__Work to be completed__: In the material below, find all lines with the string "адрес" and copy them.

__Records supplied__:
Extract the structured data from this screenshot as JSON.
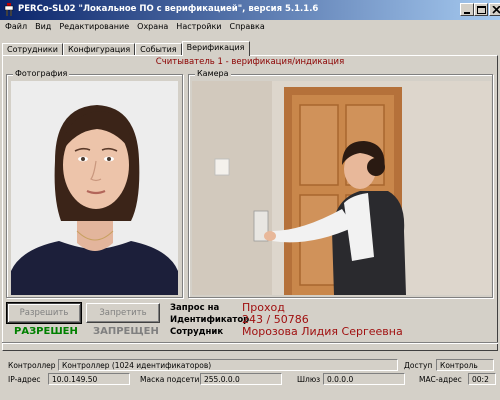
{
  "window": {
    "title": "PERCo-SL02 \"Локальное ПО с верификацией\", версия 5.1.1.6"
  },
  "menu": [
    "Файл",
    "Вид",
    "Редактирование",
    "Охрана",
    "Настройки",
    "Справка"
  ],
  "tabs": [
    {
      "label": "Сотрудники",
      "active": false
    },
    {
      "label": "Конфигурация",
      "active": false
    },
    {
      "label": "События",
      "active": false
    },
    {
      "label": "Верификация",
      "active": true
    }
  ],
  "verification": {
    "reader_title": "Считыватель 1 - верификация/индикация",
    "photo_label": "Фотография",
    "camera_label": "Камера",
    "allow_button": "Разрешить",
    "deny_button": "Запретить",
    "status_allowed": "РАЗРЕШЕН",
    "status_denied": "ЗАПРЕЩЕН",
    "request_label": "Запрос на",
    "request_value": "Проход",
    "identifier_label": "Идентификатор",
    "identifier_value": "243 / 50786",
    "employee_label": "Сотрудник",
    "employee_value": "Морозова Лидия Сергеевна"
  },
  "statusbar": {
    "controller_label": "Контроллер",
    "controller_value": "Контроллер (1024 идентификаторов)",
    "access_label": "Доступ",
    "access_value": "Контроль",
    "ip_label": "IP-адрес",
    "ip_value": "10.0.149.50",
    "mask_label": "Маска подсети",
    "mask_value": "255.0.0.0",
    "gateway_label": "Шлюз",
    "gateway_value": "0.0.0.0",
    "mac_label": "MAC-адрес",
    "mac_value": "00:2"
  },
  "colors": {
    "title_gradient_start": "#0a246a",
    "title_gradient_end": "#a6caf0",
    "window_bg": "#d4d0c8",
    "allowed": "#008000",
    "denied": "#808080",
    "info_value": "#a01010",
    "reader_title": "#8b0000"
  }
}
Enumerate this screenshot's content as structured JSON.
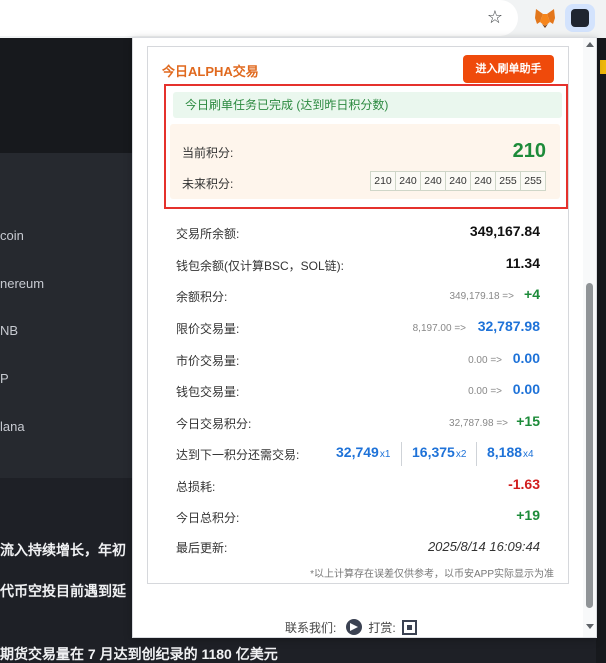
{
  "background": {
    "coins": [
      "coin",
      "nereum",
      "NB",
      "P",
      "lana"
    ],
    "news": [
      "流入持续增长，年初",
      "代币空投目前遇到延",
      "期货交易量在 7 月达到创纪录的 1180 亿美元"
    ]
  },
  "popup": {
    "title": "今日ALPHA交易",
    "cta_label": "进入刷单助手",
    "notice": "今日刷单任务已完成 (达到昨日积分数)",
    "current_points_label": "当前积分:",
    "current_points_value": "210",
    "future_points_label": "未来积分:",
    "future_points": [
      "210",
      "240",
      "240",
      "240",
      "240",
      "255",
      "255"
    ],
    "rows": {
      "exchange_balance": {
        "label": "交易所余额:",
        "value": "349,167.84"
      },
      "wallet_balance": {
        "label": "钱包余额(仅计算BSC，SOL链):",
        "value": "11.34"
      },
      "balance_points": {
        "label": "余额积分:",
        "prefix": "349,179.18 =>",
        "value": "+4"
      },
      "limit_volume": {
        "label": "限价交易量:",
        "prefix": "8,197.00 =>",
        "value": "32,787.98"
      },
      "market_volume": {
        "label": "市价交易量:",
        "prefix": "0.00 =>",
        "value": "0.00"
      },
      "wallet_volume": {
        "label": "钱包交易量:",
        "prefix": "0.00 =>",
        "value": "0.00"
      },
      "today_trade_points": {
        "label": "今日交易积分:",
        "prefix": "32,787.98 =>",
        "value": "+15"
      },
      "next_level": {
        "label": "达到下一积分还需交易:",
        "items": [
          {
            "amount": "32,749",
            "mult": "x1"
          },
          {
            "amount": "16,375",
            "mult": "x2"
          },
          {
            "amount": "8,188",
            "mult": "x4"
          }
        ]
      },
      "total_loss": {
        "label": "总损耗:",
        "value": "-1.63"
      },
      "today_total_points": {
        "label": "今日总积分:",
        "value": "+19"
      },
      "last_update": {
        "label": "最后更新:",
        "value": "2025/8/14 16:09:44"
      }
    },
    "disclaimer": "*以上计算存在误差仅供参考，以币安APP实际显示为准",
    "footer": {
      "contact_label": "联系我们:",
      "tip_label": "打赏:"
    }
  }
}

__Response__:
    "ip_label": "IP-адрес",
    "mac_label": "MAC-адрес",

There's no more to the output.